Show all lines holding "image".

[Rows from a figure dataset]
## START

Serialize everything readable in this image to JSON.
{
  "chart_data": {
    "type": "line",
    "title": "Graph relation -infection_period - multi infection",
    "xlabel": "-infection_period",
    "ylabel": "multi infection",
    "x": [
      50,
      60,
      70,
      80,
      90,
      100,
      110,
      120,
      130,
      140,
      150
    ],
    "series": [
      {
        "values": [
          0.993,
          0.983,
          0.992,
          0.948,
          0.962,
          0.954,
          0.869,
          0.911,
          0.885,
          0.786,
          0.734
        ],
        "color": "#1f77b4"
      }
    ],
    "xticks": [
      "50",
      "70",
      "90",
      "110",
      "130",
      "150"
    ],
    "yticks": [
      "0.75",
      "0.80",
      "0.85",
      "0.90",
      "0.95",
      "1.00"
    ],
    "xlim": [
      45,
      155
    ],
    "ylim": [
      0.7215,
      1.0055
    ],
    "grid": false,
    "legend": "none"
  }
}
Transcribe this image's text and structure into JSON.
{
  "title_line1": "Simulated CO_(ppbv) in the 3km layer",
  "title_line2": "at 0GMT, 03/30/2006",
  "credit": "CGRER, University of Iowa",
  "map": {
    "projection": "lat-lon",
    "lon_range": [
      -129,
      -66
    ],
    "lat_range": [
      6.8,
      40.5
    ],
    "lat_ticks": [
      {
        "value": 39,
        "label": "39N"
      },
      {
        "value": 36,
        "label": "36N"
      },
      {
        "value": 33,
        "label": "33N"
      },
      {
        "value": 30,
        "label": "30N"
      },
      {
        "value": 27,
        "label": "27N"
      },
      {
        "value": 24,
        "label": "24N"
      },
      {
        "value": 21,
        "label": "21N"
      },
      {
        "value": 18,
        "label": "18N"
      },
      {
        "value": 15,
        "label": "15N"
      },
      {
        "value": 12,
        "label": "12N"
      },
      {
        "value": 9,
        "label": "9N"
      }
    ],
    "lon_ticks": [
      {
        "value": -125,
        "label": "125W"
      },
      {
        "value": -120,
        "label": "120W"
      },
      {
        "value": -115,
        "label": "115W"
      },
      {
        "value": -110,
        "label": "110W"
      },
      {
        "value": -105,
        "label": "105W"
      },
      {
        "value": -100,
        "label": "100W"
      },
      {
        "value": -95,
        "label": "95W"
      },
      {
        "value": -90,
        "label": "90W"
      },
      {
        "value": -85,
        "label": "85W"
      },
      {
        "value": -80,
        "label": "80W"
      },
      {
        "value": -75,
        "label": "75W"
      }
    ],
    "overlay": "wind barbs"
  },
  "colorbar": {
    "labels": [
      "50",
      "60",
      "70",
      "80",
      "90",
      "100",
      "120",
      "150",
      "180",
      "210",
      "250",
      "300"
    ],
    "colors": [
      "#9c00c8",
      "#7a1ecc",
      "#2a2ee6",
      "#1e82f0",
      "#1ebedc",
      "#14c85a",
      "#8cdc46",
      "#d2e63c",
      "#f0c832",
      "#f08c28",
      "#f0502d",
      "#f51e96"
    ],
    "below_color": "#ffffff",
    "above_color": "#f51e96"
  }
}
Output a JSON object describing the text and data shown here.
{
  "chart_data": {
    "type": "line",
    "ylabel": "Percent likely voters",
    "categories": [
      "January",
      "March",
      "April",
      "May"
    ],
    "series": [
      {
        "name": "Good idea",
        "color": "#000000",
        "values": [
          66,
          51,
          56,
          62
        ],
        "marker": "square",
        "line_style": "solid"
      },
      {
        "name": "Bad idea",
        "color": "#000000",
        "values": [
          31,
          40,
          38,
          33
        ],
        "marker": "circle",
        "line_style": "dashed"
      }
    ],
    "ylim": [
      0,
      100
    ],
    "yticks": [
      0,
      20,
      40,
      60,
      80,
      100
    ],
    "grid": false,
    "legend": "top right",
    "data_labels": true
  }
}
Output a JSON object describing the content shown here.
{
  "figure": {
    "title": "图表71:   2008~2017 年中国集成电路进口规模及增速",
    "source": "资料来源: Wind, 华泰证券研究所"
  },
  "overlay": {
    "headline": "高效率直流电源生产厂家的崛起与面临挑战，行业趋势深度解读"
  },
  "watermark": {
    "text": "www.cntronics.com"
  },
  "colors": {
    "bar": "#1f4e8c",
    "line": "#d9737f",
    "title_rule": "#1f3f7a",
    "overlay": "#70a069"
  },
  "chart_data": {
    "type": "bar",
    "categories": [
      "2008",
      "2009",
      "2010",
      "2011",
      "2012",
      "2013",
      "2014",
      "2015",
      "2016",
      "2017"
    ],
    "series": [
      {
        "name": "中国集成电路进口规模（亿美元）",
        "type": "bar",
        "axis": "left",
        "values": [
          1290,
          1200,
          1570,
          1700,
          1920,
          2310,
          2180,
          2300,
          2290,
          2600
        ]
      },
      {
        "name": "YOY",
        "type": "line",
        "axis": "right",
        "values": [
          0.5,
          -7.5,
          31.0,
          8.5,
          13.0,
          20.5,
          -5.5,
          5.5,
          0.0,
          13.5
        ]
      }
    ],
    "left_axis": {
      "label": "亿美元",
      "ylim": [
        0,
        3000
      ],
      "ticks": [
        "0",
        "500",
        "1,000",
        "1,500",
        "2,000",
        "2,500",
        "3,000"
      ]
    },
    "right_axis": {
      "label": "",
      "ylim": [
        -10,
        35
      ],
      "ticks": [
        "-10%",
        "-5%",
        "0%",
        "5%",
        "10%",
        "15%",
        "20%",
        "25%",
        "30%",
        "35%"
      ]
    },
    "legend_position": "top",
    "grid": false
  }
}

## END

_Solution to this problem_
Serialize everything readable in this image to JSON.
Transcribe this image's text and structure into JSON.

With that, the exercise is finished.